**To do:** Format the records between the lines holding "keyframe-dot[interactable] [1901, 630, 1907, 636]" and "sidebar-tab[interactable]: Create [1563, 253, 1583, 309]", inclusive, as a JSON list of strings with one string per line and blank lines omitted.

**Data shown:**
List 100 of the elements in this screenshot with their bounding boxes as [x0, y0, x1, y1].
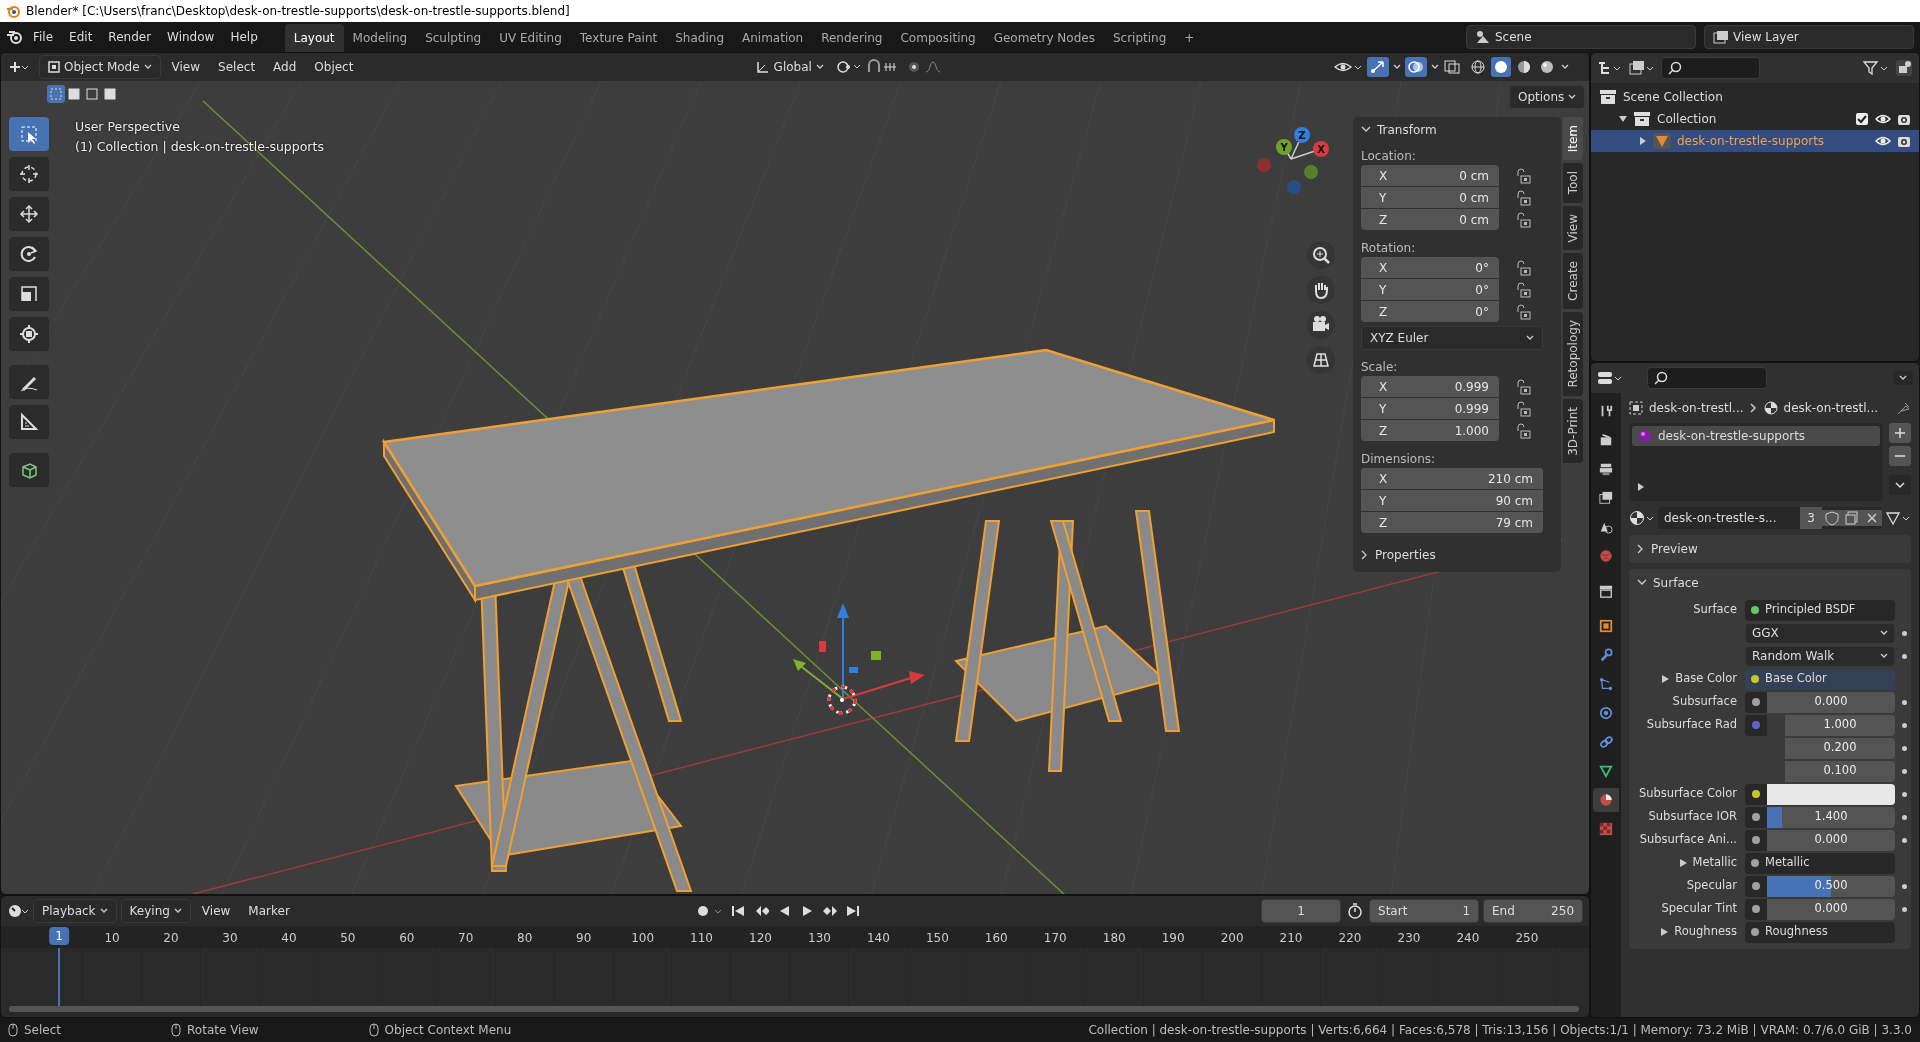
keyframe-dot[interactable] [1901, 630, 1907, 636]
properties-tab[interactable] [1593, 788, 1619, 812]
view-control-button[interactable] [1307, 241, 1335, 269]
slot-button[interactable] [1889, 446, 1911, 466]
keyframe-dot[interactable] [1901, 768, 1907, 774]
number-field[interactable]: 1.000 [1785, 714, 1895, 736]
timer-toggle[interactable] [1345, 901, 1365, 921]
tool-button[interactable] [9, 197, 49, 231]
shading-button[interactable] [1491, 57, 1511, 77]
number-field[interactable]: X 210 cm [1361, 468, 1543, 489]
keyframe-dot[interactable] [1901, 653, 1907, 659]
sidebar-tab[interactable]: Create [1563, 253, 1583, 309]
workspace-tab[interactable]: Shading [666, 24, 733, 52]
outliner-row[interactable]: Collection [1591, 108, 1919, 130]
slot-button[interactable] [1889, 423, 1911, 443]
tool-button[interactable] [9, 405, 49, 439]
sidebar-tab[interactable]: Item [1563, 117, 1583, 161]
add-workspace-button[interactable]: + [1175, 24, 1204, 52]
slider-field[interactable]: 1.400 [1767, 806, 1895, 828]
number-field[interactable]: 0.200 [1785, 737, 1895, 759]
slider-field[interactable]: 0.500 [1767, 875, 1895, 897]
number-field[interactable]: X 0.999 [1361, 376, 1499, 397]
enum-dropdown[interactable]: GGX [1745, 622, 1895, 644]
menu-item[interactable]: Render [101, 25, 159, 49]
linked-input-field[interactable]: Metallic [1745, 852, 1895, 874]
workspace-tab[interactable]: Scripting [1103, 24, 1176, 52]
workspace-tab[interactable]: Geometry Nodes [984, 24, 1104, 52]
slot-button[interactable] [1889, 475, 1911, 495]
tool-button[interactable] [9, 117, 49, 151]
menu-item[interactable]: Marker [241, 899, 297, 923]
linked-input-field[interactable]: Principled BSDF [1745, 599, 1895, 621]
start-frame-field[interactable]: Start 1 [1369, 899, 1479, 923]
end-frame-field[interactable]: End 250 [1483, 899, 1583, 923]
keyframe-dot[interactable] [1901, 814, 1907, 820]
view-control-button[interactable] [1307, 311, 1335, 339]
number-field[interactable]: Z 0° [1361, 301, 1499, 322]
slider-field[interactable]: 0.000 [1767, 898, 1895, 920]
sidebar-tab[interactable]: Retopology [1563, 312, 1583, 396]
menu-item[interactable]: View [194, 899, 238, 923]
keyframe-dot[interactable] [1901, 699, 1907, 705]
menu-item[interactable]: Help [223, 25, 265, 49]
tool-button[interactable] [9, 365, 49, 399]
tool-button[interactable] [9, 453, 49, 487]
scene-selector[interactable]: Scene [1466, 25, 1696, 49]
number-field[interactable]: Y 0 cm [1361, 187, 1499, 208]
workspace-tab[interactable]: Modeling [343, 24, 417, 52]
mode-dropdown[interactable]: Object Mode [39, 55, 161, 79]
keyframe-dot[interactable] [1901, 745, 1907, 751]
options-dropdown-button[interactable] [1893, 371, 1913, 385]
selection-mode-button[interactable] [65, 85, 83, 103]
number-field[interactable]: 0.100 [1785, 760, 1895, 782]
menu-item[interactable]: Edit [62, 25, 100, 49]
search-field[interactable] [1661, 57, 1760, 79]
menu-item[interactable]: Add [266, 55, 304, 79]
linked-input-field[interactable]: Roughness [1745, 921, 1895, 943]
number-field[interactable]: Y 0.999 [1361, 398, 1499, 419]
outliner-row[interactable]: desk-on-trestle-supports [1591, 130, 1919, 152]
workspace-tab[interactable]: UV Editing [490, 24, 571, 52]
breadcrumb-item[interactable]: desk-on-trestl... [1783, 399, 1879, 417]
outliner-row[interactable]: Scene Collection [1591, 86, 1919, 108]
tool-button[interactable] [9, 277, 49, 311]
selection-mode-button[interactable] [83, 85, 101, 103]
tool-button[interactable] [9, 317, 49, 351]
sidebar-tab[interactable]: 3D-Print [1563, 398, 1583, 464]
menu-item[interactable]: File [26, 25, 61, 49]
workspace-tab[interactable]: Layout [284, 24, 344, 52]
material-slot[interactable]: desk-on-trestle-supports [1632, 426, 1880, 446]
number-field[interactable]: Y 0° [1361, 279, 1499, 300]
menu-item[interactable]: Object [307, 55, 361, 79]
panel-header[interactable]: Preview [1629, 535, 1911, 563]
breadcrumb-item[interactable]: desk-on-trestl... [1649, 399, 1744, 417]
keyframe-dot[interactable] [1901, 906, 1907, 912]
view-control-button[interactable] [1307, 346, 1335, 374]
current-frame-field[interactable]: 1 [1261, 899, 1341, 923]
search-field[interactable] [1647, 367, 1767, 389]
menu-item[interactable]: Select [211, 55, 263, 79]
material-name-field[interactable]: desk-on-trestle-s... 3 [1658, 507, 1882, 529]
workspace-tab[interactable]: Compositing [891, 24, 985, 52]
menu-item[interactable]: Keying [120, 899, 191, 923]
overlay-toggle[interactable] [1405, 57, 1427, 77]
keyframe-dot[interactable] [1901, 722, 1907, 728]
enum-dropdown[interactable]: Random Walk [1745, 645, 1895, 667]
scrollbar[interactable] [9, 1006, 1579, 1012]
keyframe-dot[interactable] [1901, 791, 1907, 797]
color-swatch[interactable] [1767, 783, 1895, 805]
number-field[interactable]: X 0 cm [1361, 165, 1499, 186]
workspace-tab[interactable]: Rendering [812, 24, 892, 52]
menu-item[interactable]: Window [160, 25, 222, 49]
options-dropdown[interactable]: Options [1509, 85, 1586, 109]
menu-item[interactable]: Playback [33, 899, 117, 923]
sidebar-tab[interactable]: Tool [1563, 163, 1583, 203]
shading-button[interactable] [1468, 57, 1488, 77]
keyframe-dot[interactable] [1901, 883, 1907, 889]
gizmo-toggle[interactable] [1367, 57, 1389, 77]
tool-button[interactable] [9, 237, 49, 271]
keyframe-dot[interactable] [1901, 837, 1907, 843]
menu-item[interactable]: View [164, 55, 208, 79]
tool-button[interactable] [9, 157, 49, 191]
workspace-tab[interactable]: Animation [733, 24, 813, 52]
sidebar-tab[interactable]: View [1563, 205, 1583, 251]
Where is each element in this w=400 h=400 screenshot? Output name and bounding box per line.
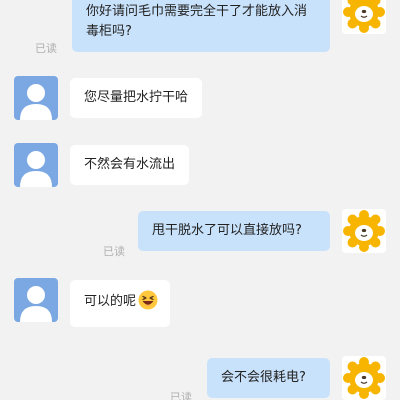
chat-screen: { "messages": [ {"side": "out", "text": … [0,0,400,400]
sun-lion-mascot-icon [342,356,386,400]
person-silhouette-icon [14,278,58,322]
user-avatar[interactable] [342,356,386,400]
user-avatar[interactable] [342,209,386,253]
read-status: 已读 [103,245,125,258]
agent-avatar[interactable] [14,76,58,120]
user-avatar[interactable] [342,0,386,34]
message-bubble-outgoing[interactable]: 会不会很耗电? [207,358,330,398]
message-bubble-incoming[interactable]: 您尽量把水拧干哈 [70,78,203,118]
person-silhouette-icon [14,143,58,187]
grinning-squint-face-icon [138,290,158,317]
sun-lion-mascot-icon [342,209,386,253]
message-bubble-outgoing[interactable]: 甩干脱水了可以直接放吗? [138,211,330,251]
message-bubble-outgoing[interactable]: 你好请问毛巾需要完全干了才能放入消毒柜吗? [72,0,330,52]
agent-avatar[interactable] [14,278,58,322]
sun-lion-mascot-icon [342,0,386,34]
agent-avatar[interactable] [14,143,58,187]
read-status: 已读 [35,42,57,55]
message-bubble-incoming[interactable]: 不然会有水流出 [70,145,190,185]
message-text: 可以的呢 [84,294,137,309]
message-bubble-incoming[interactable]: 可以的呢 [70,280,171,327]
read-status: 已读 [170,391,192,400]
person-silhouette-icon [14,76,58,120]
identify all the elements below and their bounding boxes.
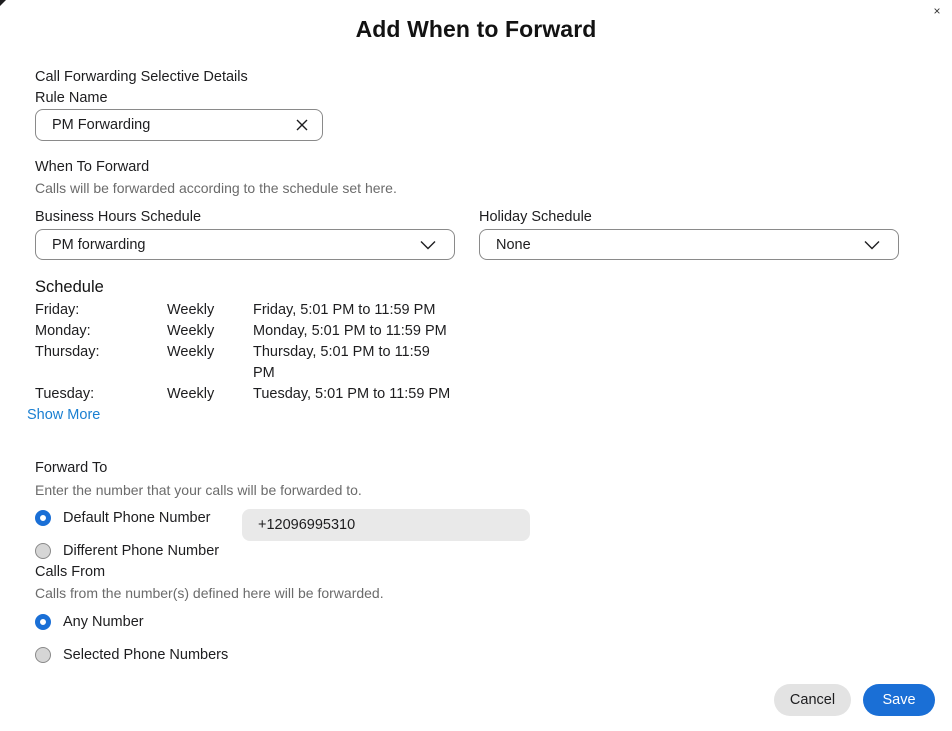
chevron-down-icon [408,231,448,259]
radio-different-phone-label: Different Phone Number [63,543,220,559]
radio-selected-numbers[interactable]: Selected Phone Numbers [35,647,228,663]
forward-to-helper: Enter the number that your calls will be… [35,482,362,498]
holiday-schedule-label: Holiday Schedule [479,209,592,225]
business-hours-label: Business Hours Schedule [35,209,202,225]
add-when-to-forward-dialog: × Add When to Forward Call Forwarding Se… [0,0,952,731]
schedule-range: Tuesday, 5:01 PM to 11:59 PM [253,386,451,402]
default-number-value: +12096995310 [258,517,356,533]
schedule-range: Monday, 5:01 PM to 11:59 PM [253,323,447,339]
save-button[interactable]: Save [863,684,935,716]
schedule-frequency: Weekly [167,323,215,339]
when-to-forward-label: When To Forward [35,159,150,175]
schedule-range: Friday, 5:01 PM to 11:59 PM [253,302,436,318]
show-more-link[interactable]: Show More [27,407,100,423]
forward-to-label: Forward To [35,460,108,476]
schedule-frequency: Weekly [167,302,215,318]
business-hours-select[interactable]: PM forwarding [35,229,455,260]
holiday-schedule-select[interactable]: None [479,229,899,260]
rule-name-value: PM Forwarding [52,117,151,133]
schedule-frequency: Weekly [167,386,215,402]
calls-from-helper: Calls from the number(s) defined here wi… [35,585,384,601]
radio-any-number-label: Any Number [63,614,144,630]
schedule-day: Tuesday: [35,386,95,402]
radio-different-phone[interactable]: Different Phone Number [35,543,219,559]
schedule-day: Monday: [35,323,91,339]
details-section-label: Call Forwarding Selective Details [35,69,248,85]
clear-icon[interactable] [288,111,316,139]
dialog-title: Add When to Forward [355,16,597,42]
schedule-day: Thursday: [35,344,100,360]
schedule-range: Thursday, 5:01 PM to 11:59 PM [253,344,430,381]
radio-unselected-icon[interactable] [35,543,51,559]
rule-name-input[interactable]: PM Forwarding [35,109,323,141]
schedule-title: Schedule [35,278,104,296]
schedule-frequency: Weekly [167,344,215,360]
business-hours-value: PM forwarding [52,236,146,253]
cancel-button[interactable]: Cancel [774,684,851,716]
chevron-down-icon [852,231,892,259]
radio-default-phone[interactable]: Default Phone Number [35,510,211,526]
schedule-day: Friday: [35,302,80,318]
holiday-schedule-value: None [496,236,531,253]
when-to-forward-helper: Calls will be forwarded according to the… [35,180,397,196]
radio-selected-icon[interactable] [35,510,51,526]
rule-name-label: Rule Name [35,90,108,106]
radio-selected-icon[interactable] [35,614,51,630]
radio-any-number[interactable]: Any Number [35,614,144,630]
corner-mark [0,0,6,6]
radio-unselected-icon[interactable] [35,647,51,663]
calls-from-label: Calls From [35,564,106,580]
radio-selected-numbers-label: Selected Phone Numbers [63,647,229,663]
radio-default-phone-label: Default Phone Number [63,510,211,526]
default-number-field: +12096995310 [242,509,530,541]
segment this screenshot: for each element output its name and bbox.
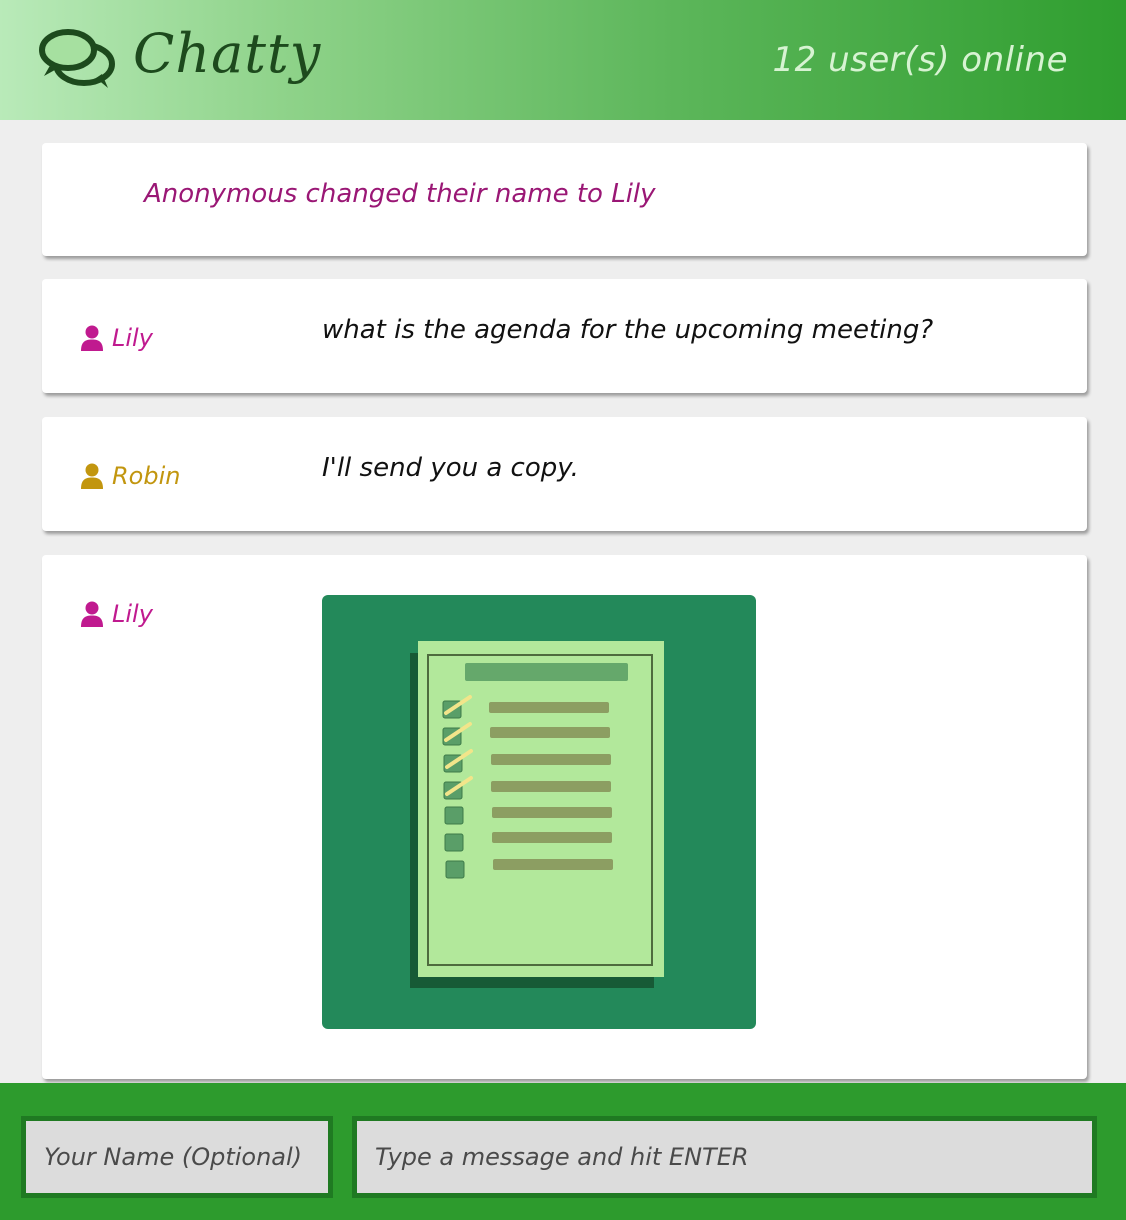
system-message-text: Anonymous changed their name to Lily: [144, 179, 656, 209]
system-message: Anonymous changed their name to Lily: [42, 143, 1087, 256]
chat-message: Lily: [42, 555, 1087, 1079]
online-count: 12 user(s) online: [772, 40, 1068, 80]
checklist-document-icon: [410, 641, 664, 988]
message-author: Robin: [80, 459, 180, 493]
app-title: Chatty: [133, 22, 322, 85]
author-name: Lily: [112, 324, 153, 352]
author-name: Robin: [112, 462, 181, 490]
message-author: Lily: [80, 597, 153, 631]
chat-message: Lily what is the agenda for the upcoming…: [42, 279, 1087, 393]
message-text: I'll send you a copy.: [322, 453, 579, 483]
chat-bubbles-icon: [39, 29, 115, 88]
person-icon: [81, 325, 103, 351]
person-icon: [81, 601, 103, 627]
person-icon: [81, 463, 103, 489]
message-input[interactable]: [352, 1116, 1097, 1198]
author-name: Lily: [112, 600, 153, 628]
message-text: what is the agenda for the upcoming meet…: [322, 315, 934, 345]
name-input[interactable]: [21, 1116, 333, 1198]
chat-message: Robin I'll send you a copy.: [42, 417, 1087, 531]
image-attachment[interactable]: [322, 595, 756, 1029]
message-author: Lily: [80, 321, 153, 355]
header: Chatty 12 user(s) online: [0, 0, 1126, 120]
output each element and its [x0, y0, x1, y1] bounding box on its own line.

**Result of this exercise:**
[
  "keyframe-dot[interactable] [1901, 630, 1907, 636]",
  "properties-tab[interactable] [1593, 788, 1619, 812]",
  "view-control-button[interactable] [1307, 241, 1335, 269]",
  "slot-button[interactable] [1889, 446, 1911, 466]",
  "keyframe-dot[interactable] [1901, 768, 1907, 774]",
  "number-field[interactable]: 1.000 [1785, 714, 1895, 736]",
  "timer-toggle[interactable] [1345, 901, 1365, 921]",
  "tool-button[interactable] [9, 197, 49, 231]",
  "shading-button[interactable] [1491, 57, 1511, 77]",
  "number-field[interactable]: X 210 cm [1361, 468, 1543, 489]",
  "keyframe-dot[interactable] [1901, 653, 1907, 659]",
  "sidebar-tab[interactable]: Create [1563, 253, 1583, 309]"
]